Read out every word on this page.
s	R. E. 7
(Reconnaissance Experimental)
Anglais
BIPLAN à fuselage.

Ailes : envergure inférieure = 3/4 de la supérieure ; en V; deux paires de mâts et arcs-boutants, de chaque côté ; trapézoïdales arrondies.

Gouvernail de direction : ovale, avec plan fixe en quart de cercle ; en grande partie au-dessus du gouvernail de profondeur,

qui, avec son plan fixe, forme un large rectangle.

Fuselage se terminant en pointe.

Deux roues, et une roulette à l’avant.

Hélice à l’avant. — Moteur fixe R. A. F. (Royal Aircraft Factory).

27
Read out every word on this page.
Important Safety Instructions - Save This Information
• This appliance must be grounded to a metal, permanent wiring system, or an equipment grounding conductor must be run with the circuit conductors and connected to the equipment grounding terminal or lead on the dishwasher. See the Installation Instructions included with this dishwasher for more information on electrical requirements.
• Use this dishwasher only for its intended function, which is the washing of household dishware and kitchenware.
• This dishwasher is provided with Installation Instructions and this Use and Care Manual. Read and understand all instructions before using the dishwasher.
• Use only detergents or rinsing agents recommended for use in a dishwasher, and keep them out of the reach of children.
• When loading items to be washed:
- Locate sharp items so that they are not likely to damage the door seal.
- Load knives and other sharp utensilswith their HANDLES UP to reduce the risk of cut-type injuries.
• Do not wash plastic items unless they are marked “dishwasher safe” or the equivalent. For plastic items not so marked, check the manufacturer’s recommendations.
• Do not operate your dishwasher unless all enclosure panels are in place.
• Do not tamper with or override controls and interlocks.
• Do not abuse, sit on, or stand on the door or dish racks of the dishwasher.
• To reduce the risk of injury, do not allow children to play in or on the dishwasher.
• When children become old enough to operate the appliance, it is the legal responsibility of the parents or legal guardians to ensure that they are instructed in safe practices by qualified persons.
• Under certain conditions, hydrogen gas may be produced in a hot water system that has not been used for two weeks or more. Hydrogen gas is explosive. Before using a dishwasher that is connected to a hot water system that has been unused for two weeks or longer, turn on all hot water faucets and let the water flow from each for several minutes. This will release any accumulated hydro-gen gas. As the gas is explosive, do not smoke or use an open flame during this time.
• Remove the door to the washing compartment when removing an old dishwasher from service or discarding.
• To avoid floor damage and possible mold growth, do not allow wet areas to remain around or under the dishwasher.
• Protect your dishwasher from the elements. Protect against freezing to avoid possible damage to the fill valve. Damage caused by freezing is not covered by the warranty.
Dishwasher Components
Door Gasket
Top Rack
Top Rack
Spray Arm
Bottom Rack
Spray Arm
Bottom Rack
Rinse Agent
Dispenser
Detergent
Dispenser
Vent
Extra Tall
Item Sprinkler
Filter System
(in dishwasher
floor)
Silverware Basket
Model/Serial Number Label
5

━━━━━━━━

Copy out every line of the listing that includes the string "operate".

§ Output for this exercise:
• Do not operate your dishwasher unless all enclosure panels are in place.
• When children become old enough to operate the appliance, it is the legal responsibility of the parents or legal guardians to ensure that they are instructed in safe practices by qualified persons.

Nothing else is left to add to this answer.